■ **WRITTEN EXERCISE**: Check each line of the listing, and copy it if it contains the word "集中开展专项法律的宣传".

▬▬▬▬▬▬▬▬▬▬

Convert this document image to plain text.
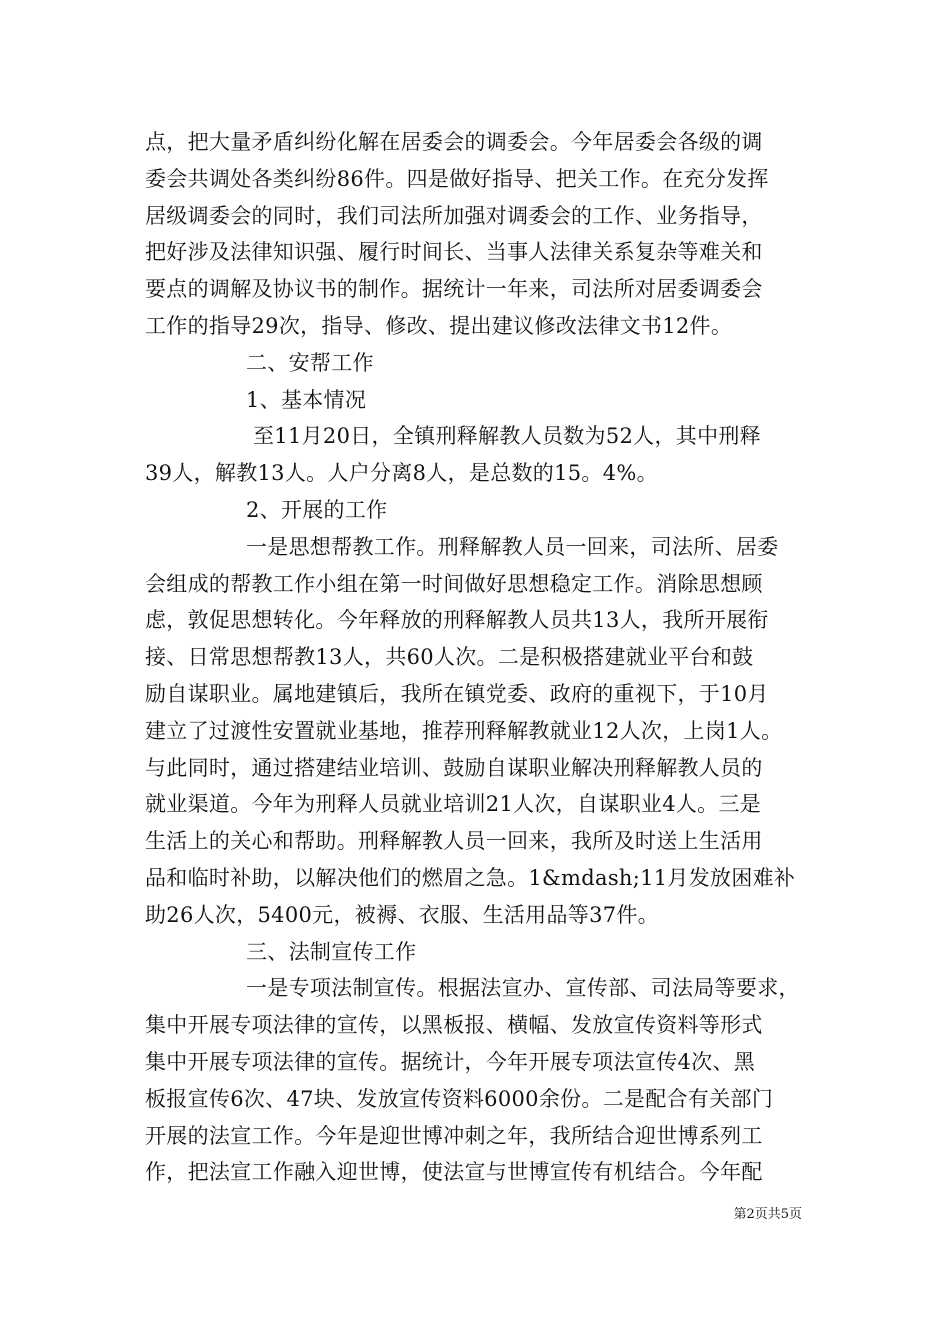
点，把大量矛盾纠纷化解在居委会的调委会。今年居委会各级的调
委会共调处各类纠纷86件。四是做好指导、把关工作。在充分发挥
居级调委会的同时，我们司法所加强对调委会的工作、业务指导，
把好涉及法律知识强、履行时间长、当事人法律关系复杂等难关和
要点的调解及协议书的制作。据统计一年来，司法所对居委调委会
工作的指导29次，指导、修改、提出建议修改法律文书12件。
二、安帮工作
1、基本情况
至11月20日，全镇刑释解教人员数为52人，其中刑释
39人，解教13人。人户分离8人，是总数的15。4%。
2、开展的工作
一是思想帮教工作。刑释解教人员一回来，司法所、居委
会组成的帮教工作小组在第一时间做好思想稳定工作。消除思想顾
虑，敦促思想转化。今年释放的刑释解教人员共13人，我所开展衔
接、日常思想帮教13人，共60人次。二是积极搭建就业平台和鼓
励自谋职业。属地建镇后，我所在镇党委、政府的重视下，于10月
建立了过渡性安置就业基地，推荐刑释解教就业12人次，上岗1人。
与此同时，通过搭建结业培训、鼓励自谋职业解决刑释解教人员的
就业渠道。今年为刑释人员就业培训21人次，自谋职业4人。三是
生活上的关心和帮助。刑释解教人员一回来，我所及时送上生活用
品和临时补助，以解决他们的燃眉之急。1&mdash;11月发放困难补
助26人次，5400元，被褥、衣服、生活用品等37件。
三、法制宣传工作
一是专项法制宣传。根据法宣办、宣传部、司法局等要求，
集中开展专项法律的宣传，以黑板报、横幅、发放宣传资料等形式
集中开展专项法律的宣传。据统计，今年开展专项法宣传4次、黑
板报宣传6次、47块、发放宣传资料6000余份。二是配合有关部门
开展的法宣工作。今年是迎世博冲刺之年，我所结合迎世博系列工
作，把法宣工作融入迎世博，使法宣与世博宣传有机结合。今年配
第2页共5页
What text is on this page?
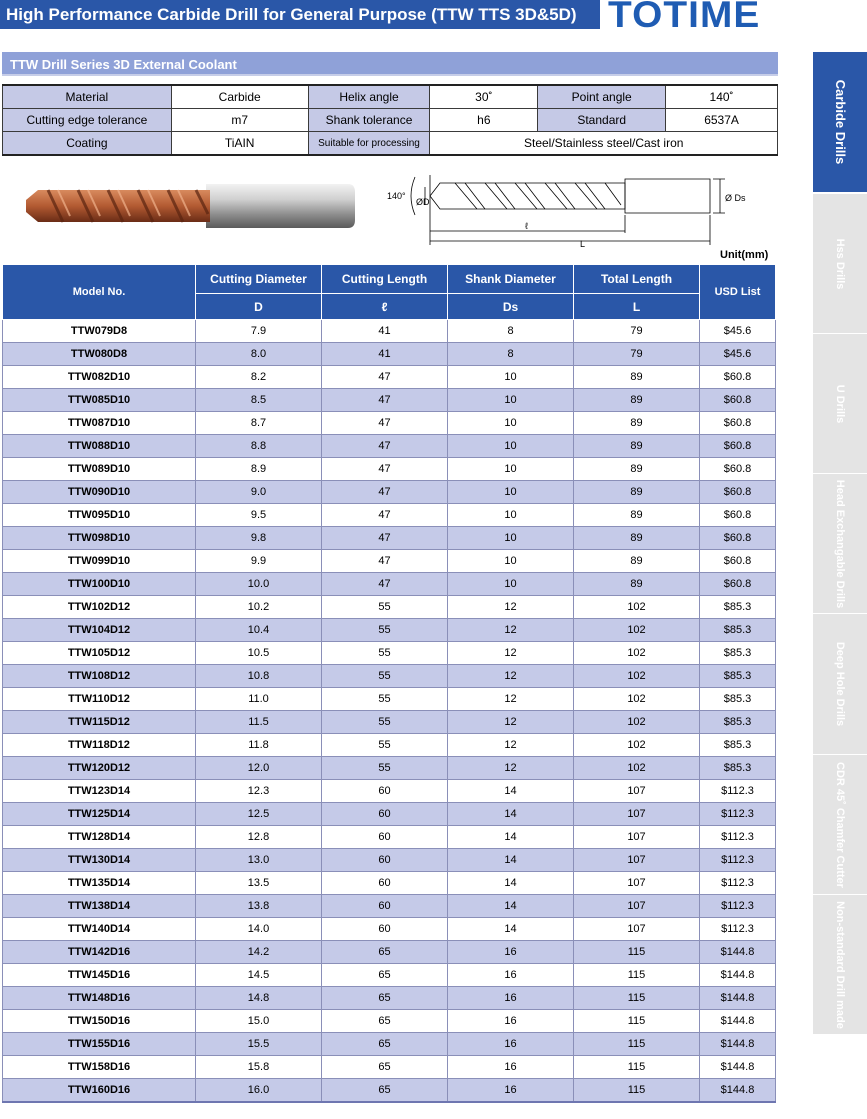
High Performance Carbide Drill for General Purpose (TTW TTS 3D&5D) TOTIME
TTW Drill Series 3D External Coolant
Material	Carbide	Helix angle	30˚	Point angle	140˚
Cutting edge tolerance	m7	Shank tolerance	h6	Standard	6537A
Coating	TiAIN	Suitable for processing	Steel/Stainless steel/Cast iron		
140°
ØD	Ø Ds
ℓ
L
Unit(mm)
Model No.	Cutting Diameter	Cutting Length	Shank Diameter	Total Length	USD List
	D	ℓ	Ds	L	
TTW079D8	7.9	41	8	79	$45.6
TTW080D8	8.0	41	8	79	$45.6
TTW082D10	8.2	47	10	89	$60.8
TTW085D10	8.5	47	10	89	$60.8
TTW087D10	8.7	47	10	89	$60.8
TTW088D10	8.8	47	10	89	$60.8
TTW089D10	8.9	47	10	89	$60.8
TTW090D10	9.0	47	10	89	$60.8
TTW095D10	9.5	47	10	89	$60.8
TTW098D10	9.8	47	10	89	$60.8
TTW099D10	9.9	47	10	89	$60.8
TTW100D10	10.0	47	10	89	$60.8
TTW102D12	10.2	55	12	102	$85.3
TTW104D12	10.4	55	12	102	$85.3
TTW105D12	10.5	55	12	102	$85.3
TTW108D12	10.8	55	12	102	$85.3
TTW110D12	11.0	55	12	102	$85.3
TTW115D12	11.5	55	12	102	$85.3
TTW118D12	11.8	55	12	102	$85.3
TTW120D12	12.0	55	12	102	$85.3
TTW123D14	12.3	60	14	107	$112.3
TTW125D14	12.5	60	14	107	$112.3
TTW128D14	12.8	60	14	107	$112.3
TTW130D14	13.0	60	14	107	$112.3
TTW135D14	13.5	60	14	107	$112.3
TTW138D14	13.8	60	14	107	$112.3
TTW140D14	14.0	60	14	107	$112.3
TTW142D16	14.2	65	16	115	$144.8
TTW145D16	14.5	65	16	115	$144.8
TTW148D16	14.8	65	16	115	$144.8
TTW150D16	15.0	65	16	115	$144.8
TTW155D16	15.5	65	16	115	$144.8
TTW158D16	15.8	65	16	115	$144.8
TTW160D16	16.0	65	16	115	$144.8
Carbide Drills
Hss Drills
U Drills
Head Exchangable Drills
Deep Hole Drills
CDR 45˚ Chamfer Cutter
Non-standard Drill made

▬▬▬▬▬▬▬▬▬▬

■ **RESPONSE BELOW**:
集中开展专项法律的宣传，以黑板报、横幅、发放宣传资料等形式
集中开展专项法律的宣传。据统计，今年开展专项法宣传4次、黑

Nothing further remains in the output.